Your task: Would you write out the entries below, every one of them, exactly?

(Data entries)
______

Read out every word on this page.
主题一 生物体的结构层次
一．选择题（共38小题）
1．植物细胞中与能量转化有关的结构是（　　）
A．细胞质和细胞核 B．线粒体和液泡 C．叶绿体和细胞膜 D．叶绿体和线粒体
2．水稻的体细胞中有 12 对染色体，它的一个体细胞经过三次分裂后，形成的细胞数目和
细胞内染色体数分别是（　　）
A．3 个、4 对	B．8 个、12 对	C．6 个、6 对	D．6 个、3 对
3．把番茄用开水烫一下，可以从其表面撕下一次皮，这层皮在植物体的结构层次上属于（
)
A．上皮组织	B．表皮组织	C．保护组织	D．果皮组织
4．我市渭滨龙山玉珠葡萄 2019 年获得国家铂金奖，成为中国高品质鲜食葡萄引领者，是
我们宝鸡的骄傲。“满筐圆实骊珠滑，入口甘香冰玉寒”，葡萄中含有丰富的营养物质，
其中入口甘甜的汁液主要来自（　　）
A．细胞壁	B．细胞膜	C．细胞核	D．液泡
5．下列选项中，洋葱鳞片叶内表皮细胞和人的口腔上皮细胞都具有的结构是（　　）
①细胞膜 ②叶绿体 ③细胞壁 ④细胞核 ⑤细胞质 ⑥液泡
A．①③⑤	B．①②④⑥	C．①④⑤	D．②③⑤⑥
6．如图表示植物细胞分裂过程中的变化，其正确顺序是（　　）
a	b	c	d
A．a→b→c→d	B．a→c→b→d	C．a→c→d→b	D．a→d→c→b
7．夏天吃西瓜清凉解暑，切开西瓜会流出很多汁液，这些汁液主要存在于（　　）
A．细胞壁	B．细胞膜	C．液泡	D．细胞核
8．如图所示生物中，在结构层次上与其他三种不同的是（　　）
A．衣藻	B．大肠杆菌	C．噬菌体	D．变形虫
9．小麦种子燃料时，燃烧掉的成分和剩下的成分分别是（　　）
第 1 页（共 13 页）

______

Complete answer:
Read out every word on this page.
主题一 生物体的结构层次
一．选择题（共38小题）
1．植物细胞中与能量转化有关的结构是（　　）
A．细胞质和细胞核 B．线粒体和液泡 C．叶绿体和细胞膜 D．叶绿体和线粒体
2．水稻的体细胞中有 12 对染色体，它的一个体细胞经过三次分裂后，形成的细胞数目和
细胞内染色体数分别是（　　）
A．3 个、4 对	B．8 个、12 对	C．6 个、6 对	D．6 个、3 对
3．把番茄用开水烫一下，可以从其表面撕下一次皮，这层皮在植物体的结构层次上属于（
)
A．上皮组织	B．表皮组织	C．保护组织	D．果皮组织
4．我市渭滨龙山玉珠葡萄 2019 年获得国家铂金奖，成为中国高品质鲜食葡萄引领者，是
我们宝鸡的骄傲。“满筐圆实骊珠滑，入口甘香冰玉寒”，葡萄中含有丰富的营养物质，
其中入口甘甜的汁液主要来自（　　）
A．细胞壁	B．细胞膜	C．细胞核	D．液泡
5．下列选项中，洋葱鳞片叶内表皮细胞和人的口腔上皮细胞都具有的结构是（　　）
①细胞膜 ②叶绿体 ③细胞壁 ④细胞核 ⑤细胞质 ⑥液泡
A．①③⑤	B．①②④⑥	C．①④⑤	D．②③⑤⑥
6．如图表示植物细胞分裂过程中的变化，其正确顺序是（　　）
a	b	c	d
A．a→b→c→d	B．a→c→b→d	C．a→c→d→b	D．a→d→c→b
7．夏天吃西瓜清凉解暑，切开西瓜会流出很多汁液，这些汁液主要存在于（　　）
A．细胞壁	B．细胞膜	C．液泡	D．细胞核
8．如图所示生物中，在结构层次上与其他三种不同的是（　　）
A．衣藻	B．大肠杆菌	C．噬菌体	D．变形虫
9．小麦种子燃料时，燃烧掉的成分和剩下的成分分别是（　　）
第 1 页（共 13 页）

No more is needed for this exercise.